• GIVEN TASK:
Return the material word for word. Do not include pictures.

(Source data)
═══

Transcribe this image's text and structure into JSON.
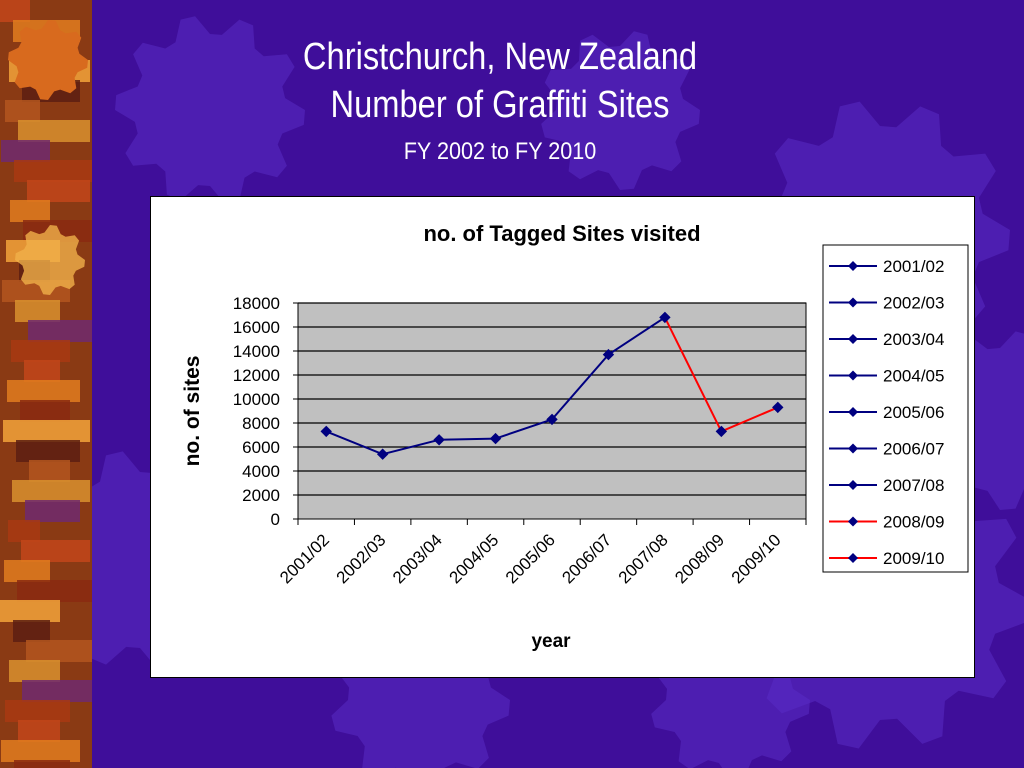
{
  "slide": {
    "title_line1": "Christchurch, New Zealand",
    "title_line2": "Number of Graffiti Sites",
    "subtitle": "FY 2002 to FY 2010"
  },
  "colors": {
    "background": "#3f0e9a",
    "series_blue": "#000080",
    "series_red": "#ff0000",
    "plot_area": "#c0c0c0"
  },
  "chart_data": {
    "type": "line",
    "title": "no. of Tagged Sites visited",
    "xlabel": "year",
    "ylabel": "no. of sites",
    "categories": [
      "2001/02",
      "2002/03",
      "2003/04",
      "2004/05",
      "2005/06",
      "2006/07",
      "2007/08",
      "2008/09",
      "2009/10"
    ],
    "values": [
      7300,
      5400,
      6600,
      6700,
      8300,
      13700,
      16800,
      7300,
      9300
    ],
    "segment_colors": [
      "blue",
      "blue",
      "blue",
      "blue",
      "blue",
      "blue",
      "red",
      "red"
    ],
    "ylim": [
      0,
      18000
    ],
    "yticks": [
      0,
      2000,
      4000,
      6000,
      8000,
      10000,
      12000,
      14000,
      16000,
      18000
    ],
    "grid": true,
    "legend": {
      "placement": "right",
      "entries": [
        {
          "label": "2001/02",
          "color": "blue"
        },
        {
          "label": "2002/03",
          "color": "blue"
        },
        {
          "label": "2003/04",
          "color": "blue"
        },
        {
          "label": "2004/05",
          "color": "blue"
        },
        {
          "label": "2005/06",
          "color": "blue"
        },
        {
          "label": "2006/07",
          "color": "blue"
        },
        {
          "label": "2007/08",
          "color": "blue"
        },
        {
          "label": "2008/09",
          "color": "red"
        },
        {
          "label": "2009/10",
          "color": "red"
        }
      ]
    }
  }
}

═══

• EXERCISE SOLUTION:
Transcribe this image's text and structure into JSON.
{
  "slide": {
    "title_line1": "Christchurch, New Zealand",
    "title_line2": "Number of Graffiti Sites",
    "subtitle": "FY 2002 to FY 2010"
  },
  "colors": {
    "background": "#3f0e9a",
    "series_blue": "#000080",
    "series_red": "#ff0000",
    "plot_area": "#c0c0c0"
  },
  "chart_data": {
    "type": "line",
    "title": "no. of Tagged Sites visited",
    "xlabel": "year",
    "ylabel": "no. of sites",
    "categories": [
      "2001/02",
      "2002/03",
      "2003/04",
      "2004/05",
      "2005/06",
      "2006/07",
      "2007/08",
      "2008/09",
      "2009/10"
    ],
    "values": [
      7300,
      5400,
      6600,
      6700,
      8300,
      13700,
      16800,
      7300,
      9300
    ],
    "segment_colors": [
      "blue",
      "blue",
      "blue",
      "blue",
      "blue",
      "blue",
      "red",
      "red"
    ],
    "ylim": [
      0,
      18000
    ],
    "yticks": [
      0,
      2000,
      4000,
      6000,
      8000,
      10000,
      12000,
      14000,
      16000,
      18000
    ],
    "grid": true,
    "legend": {
      "placement": "right",
      "entries": [
        {
          "label": "2001/02",
          "color": "blue"
        },
        {
          "label": "2002/03",
          "color": "blue"
        },
        {
          "label": "2003/04",
          "color": "blue"
        },
        {
          "label": "2004/05",
          "color": "blue"
        },
        {
          "label": "2005/06",
          "color": "blue"
        },
        {
          "label": "2006/07",
          "color": "blue"
        },
        {
          "label": "2007/08",
          "color": "blue"
        },
        {
          "label": "2008/09",
          "color": "red"
        },
        {
          "label": "2009/10",
          "color": "red"
        }
      ]
    }
  }
}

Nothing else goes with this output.